TASK PROMPT =>
Each record is to be printed again precisely as it reads.
BEGIN THE RECORDS
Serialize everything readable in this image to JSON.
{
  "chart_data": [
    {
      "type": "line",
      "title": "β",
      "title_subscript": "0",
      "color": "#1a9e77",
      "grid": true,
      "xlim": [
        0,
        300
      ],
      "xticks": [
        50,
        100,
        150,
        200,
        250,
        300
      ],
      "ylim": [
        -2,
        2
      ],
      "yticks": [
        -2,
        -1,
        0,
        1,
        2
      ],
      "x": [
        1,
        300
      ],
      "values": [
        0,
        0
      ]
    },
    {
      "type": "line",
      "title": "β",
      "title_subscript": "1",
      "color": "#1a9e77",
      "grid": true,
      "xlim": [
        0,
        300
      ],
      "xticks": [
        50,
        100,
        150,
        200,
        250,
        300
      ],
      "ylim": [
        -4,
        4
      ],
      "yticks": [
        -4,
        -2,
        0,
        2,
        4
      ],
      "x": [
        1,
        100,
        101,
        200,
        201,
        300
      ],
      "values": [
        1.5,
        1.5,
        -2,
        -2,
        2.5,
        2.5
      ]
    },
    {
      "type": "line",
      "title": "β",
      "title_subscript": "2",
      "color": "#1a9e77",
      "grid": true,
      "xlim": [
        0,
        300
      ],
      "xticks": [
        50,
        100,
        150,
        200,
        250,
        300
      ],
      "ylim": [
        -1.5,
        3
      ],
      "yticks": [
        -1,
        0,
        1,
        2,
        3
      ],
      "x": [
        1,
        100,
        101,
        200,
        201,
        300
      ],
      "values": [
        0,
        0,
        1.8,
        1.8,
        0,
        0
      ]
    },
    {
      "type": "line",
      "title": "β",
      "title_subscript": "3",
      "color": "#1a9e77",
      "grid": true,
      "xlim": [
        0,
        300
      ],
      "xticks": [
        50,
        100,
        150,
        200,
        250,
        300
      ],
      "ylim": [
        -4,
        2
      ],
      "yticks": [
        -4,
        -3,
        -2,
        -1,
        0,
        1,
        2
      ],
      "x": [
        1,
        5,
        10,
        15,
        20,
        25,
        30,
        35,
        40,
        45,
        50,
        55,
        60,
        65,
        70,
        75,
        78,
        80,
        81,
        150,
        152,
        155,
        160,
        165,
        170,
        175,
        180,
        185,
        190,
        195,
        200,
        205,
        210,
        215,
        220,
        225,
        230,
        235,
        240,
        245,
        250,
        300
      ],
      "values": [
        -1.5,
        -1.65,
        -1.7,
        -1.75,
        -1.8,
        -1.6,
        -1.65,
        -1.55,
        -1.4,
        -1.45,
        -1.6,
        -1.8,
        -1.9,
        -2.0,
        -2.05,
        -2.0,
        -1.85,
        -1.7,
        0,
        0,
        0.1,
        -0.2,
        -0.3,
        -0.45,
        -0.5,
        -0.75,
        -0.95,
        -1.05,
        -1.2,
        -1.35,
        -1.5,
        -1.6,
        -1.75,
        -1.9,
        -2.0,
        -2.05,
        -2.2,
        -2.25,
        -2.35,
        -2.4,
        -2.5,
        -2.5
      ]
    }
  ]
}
END THE RECORDS
WORKED SOLUTION =>
Serialize everything readable in this image to JSON.
{
  "chart_data": [
    {
      "type": "line",
      "title": "β",
      "title_subscript": "0",
      "color": "#1a9e77",
      "grid": true,
      "xlim": [
        0,
        300
      ],
      "xticks": [
        50,
        100,
        150,
        200,
        250,
        300
      ],
      "ylim": [
        -2,
        2
      ],
      "yticks": [
        -2,
        -1,
        0,
        1,
        2
      ],
      "x": [
        1,
        300
      ],
      "values": [
        0,
        0
      ]
    },
    {
      "type": "line",
      "title": "β",
      "title_subscript": "1",
      "color": "#1a9e77",
      "grid": true,
      "xlim": [
        0,
        300
      ],
      "xticks": [
        50,
        100,
        150,
        200,
        250,
        300
      ],
      "ylim": [
        -4,
        4
      ],
      "yticks": [
        -4,
        -2,
        0,
        2,
        4
      ],
      "x": [
        1,
        100,
        101,
        200,
        201,
        300
      ],
      "values": [
        1.5,
        1.5,
        -2,
        -2,
        2.5,
        2.5
      ]
    },
    {
      "type": "line",
      "title": "β",
      "title_subscript": "2",
      "color": "#1a9e77",
      "grid": true,
      "xlim": [
        0,
        300
      ],
      "xticks": [
        50,
        100,
        150,
        200,
        250,
        300
      ],
      "ylim": [
        -1.5,
        3
      ],
      "yticks": [
        -1,
        0,
        1,
        2,
        3
      ],
      "x": [
        1,
        100,
        101,
        200,
        201,
        300
      ],
      "values": [
        0,
        0,
        1.8,
        1.8,
        0,
        0
      ]
    },
    {
      "type": "line",
      "title": "β",
      "title_subscript": "3",
      "color": "#1a9e77",
      "grid": true,
      "xlim": [
        0,
        300
      ],
      "xticks": [
        50,
        100,
        150,
        200,
        250,
        300
      ],
      "ylim": [
        -4,
        2
      ],
      "yticks": [
        -4,
        -3,
        -2,
        -1,
        0,
        1,
        2
      ],
      "x": [
        1,
        5,
        10,
        15,
        20,
        25,
        30,
        35,
        40,
        45,
        50,
        55,
        60,
        65,
        70,
        75,
        78,
        80,
        81,
        150,
        152,
        155,
        160,
        165,
        170,
        175,
        180,
        185,
        190,
        195,
        200,
        205,
        210,
        215,
        220,
        225,
        230,
        235,
        240,
        245,
        250,
        300
      ],
      "values": [
        -1.5,
        -1.65,
        -1.7,
        -1.75,
        -1.8,
        -1.6,
        -1.65,
        -1.55,
        -1.4,
        -1.45,
        -1.6,
        -1.8,
        -1.9,
        -2.0,
        -2.05,
        -2.0,
        -1.85,
        -1.7,
        0,
        0,
        0.1,
        -0.2,
        -0.3,
        -0.45,
        -0.5,
        -0.75,
        -0.95,
        -1.05,
        -1.2,
        -1.35,
        -1.5,
        -1.6,
        -1.75,
        -1.9,
        -2.0,
        -2.05,
        -2.2,
        -2.25,
        -2.35,
        -2.4,
        -2.5,
        -2.5
      ]
    }
  ]
}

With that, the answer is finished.